======== Data supplied
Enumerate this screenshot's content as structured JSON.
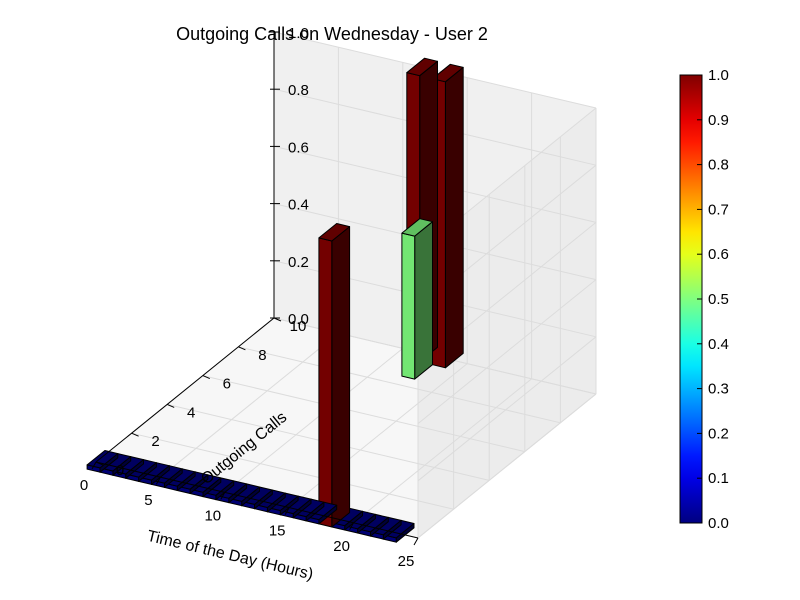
{
  "chart_data": {
    "type": "bar3d",
    "title": "Outgoing Calls on Wednesday - User 2",
    "xlabel": "Time of the Day (Hours)",
    "ylabel": "Outgoing Calls",
    "zlabel": "",
    "xlim": [
      0,
      25
    ],
    "ylim": [
      0,
      10
    ],
    "zlim": [
      0,
      1.0
    ],
    "x_ticks": [
      "0",
      "5",
      "10",
      "15",
      "20",
      "25"
    ],
    "y_ticks": [
      "0",
      "2",
      "4",
      "6",
      "8",
      "10"
    ],
    "z_ticks": [
      "0.0",
      "0.2",
      "0.4",
      "0.6",
      "0.8",
      "1.0"
    ],
    "grid": true,
    "colormap": "jet",
    "colorbar_ticks": [
      "0.0",
      "0.1",
      "0.2",
      "0.3",
      "0.4",
      "0.5",
      "0.6",
      "0.7",
      "0.8",
      "0.9",
      "1.0"
    ],
    "bars": [
      {
        "hour": 0,
        "calls": 0,
        "value": 0
      },
      {
        "hour": 1,
        "calls": 0,
        "value": 0
      },
      {
        "hour": 2,
        "calls": 0,
        "value": 0
      },
      {
        "hour": 3,
        "calls": 0,
        "value": 0
      },
      {
        "hour": 4,
        "calls": 0,
        "value": 0
      },
      {
        "hour": 5,
        "calls": 0,
        "value": 0
      },
      {
        "hour": 6,
        "calls": 0,
        "value": 0
      },
      {
        "hour": 7,
        "calls": 0,
        "value": 0
      },
      {
        "hour": 8,
        "calls": 0,
        "value": 0
      },
      {
        "hour": 9,
        "calls": 0,
        "value": 0
      },
      {
        "hour": 10,
        "calls": 0,
        "value": 0
      },
      {
        "hour": 11,
        "calls": 0,
        "value": 0
      },
      {
        "hour": 12,
        "calls": 0,
        "value": 0
      },
      {
        "hour": 13,
        "calls": 0,
        "value": 0
      },
      {
        "hour": 14,
        "calls": 0,
        "value": 0
      },
      {
        "hour": 15,
        "calls": 0,
        "value": 0
      },
      {
        "hour": 16,
        "calls": 0,
        "value": 0
      },
      {
        "hour": 17,
        "calls": 0,
        "value": 0
      },
      {
        "hour": 18,
        "calls": 0,
        "value": 1.0
      },
      {
        "hour": 19,
        "calls": 0,
        "value": 0
      },
      {
        "hour": 20,
        "calls": 0,
        "value": 0
      },
      {
        "hour": 21,
        "calls": 0,
        "value": 0
      },
      {
        "hour": 22,
        "calls": 0,
        "value": 0
      },
      {
        "hour": 23,
        "calls": 0,
        "value": 0
      },
      {
        "hour": 11,
        "calls": 10,
        "value": 1.0
      },
      {
        "hour": 12,
        "calls": 9,
        "value": 0.5
      },
      {
        "hour": 13,
        "calls": 10,
        "value": 1.0
      }
    ]
  }
}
================
Retype all entries exactly as they appear, dropping the images.

* [Solution for this task]:
Enumerate this screenshot's content as structured JSON.
{
  "chart_data": {
    "type": "bar3d",
    "title": "Outgoing Calls on Wednesday - User 2",
    "xlabel": "Time of the Day (Hours)",
    "ylabel": "Outgoing Calls",
    "zlabel": "",
    "xlim": [
      0,
      25
    ],
    "ylim": [
      0,
      10
    ],
    "zlim": [
      0,
      1.0
    ],
    "x_ticks": [
      "0",
      "5",
      "10",
      "15",
      "20",
      "25"
    ],
    "y_ticks": [
      "0",
      "2",
      "4",
      "6",
      "8",
      "10"
    ],
    "z_ticks": [
      "0.0",
      "0.2",
      "0.4",
      "0.6",
      "0.8",
      "1.0"
    ],
    "grid": true,
    "colormap": "jet",
    "colorbar_ticks": [
      "0.0",
      "0.1",
      "0.2",
      "0.3",
      "0.4",
      "0.5",
      "0.6",
      "0.7",
      "0.8",
      "0.9",
      "1.0"
    ],
    "bars": [
      {
        "hour": 0,
        "calls": 0,
        "value": 0
      },
      {
        "hour": 1,
        "calls": 0,
        "value": 0
      },
      {
        "hour": 2,
        "calls": 0,
        "value": 0
      },
      {
        "hour": 3,
        "calls": 0,
        "value": 0
      },
      {
        "hour": 4,
        "calls": 0,
        "value": 0
      },
      {
        "hour": 5,
        "calls": 0,
        "value": 0
      },
      {
        "hour": 6,
        "calls": 0,
        "value": 0
      },
      {
        "hour": 7,
        "calls": 0,
        "value": 0
      },
      {
        "hour": 8,
        "calls": 0,
        "value": 0
      },
      {
        "hour": 9,
        "calls": 0,
        "value": 0
      },
      {
        "hour": 10,
        "calls": 0,
        "value": 0
      },
      {
        "hour": 11,
        "calls": 0,
        "value": 0
      },
      {
        "hour": 12,
        "calls": 0,
        "value": 0
      },
      {
        "hour": 13,
        "calls": 0,
        "value": 0
      },
      {
        "hour": 14,
        "calls": 0,
        "value": 0
      },
      {
        "hour": 15,
        "calls": 0,
        "value": 0
      },
      {
        "hour": 16,
        "calls": 0,
        "value": 0
      },
      {
        "hour": 17,
        "calls": 0,
        "value": 0
      },
      {
        "hour": 18,
        "calls": 0,
        "value": 1.0
      },
      {
        "hour": 19,
        "calls": 0,
        "value": 0
      },
      {
        "hour": 20,
        "calls": 0,
        "value": 0
      },
      {
        "hour": 21,
        "calls": 0,
        "value": 0
      },
      {
        "hour": 22,
        "calls": 0,
        "value": 0
      },
      {
        "hour": 23,
        "calls": 0,
        "value": 0
      },
      {
        "hour": 11,
        "calls": 10,
        "value": 1.0
      },
      {
        "hour": 12,
        "calls": 9,
        "value": 0.5
      },
      {
        "hour": 13,
        "calls": 10,
        "value": 1.0
      }
    ]
  }
}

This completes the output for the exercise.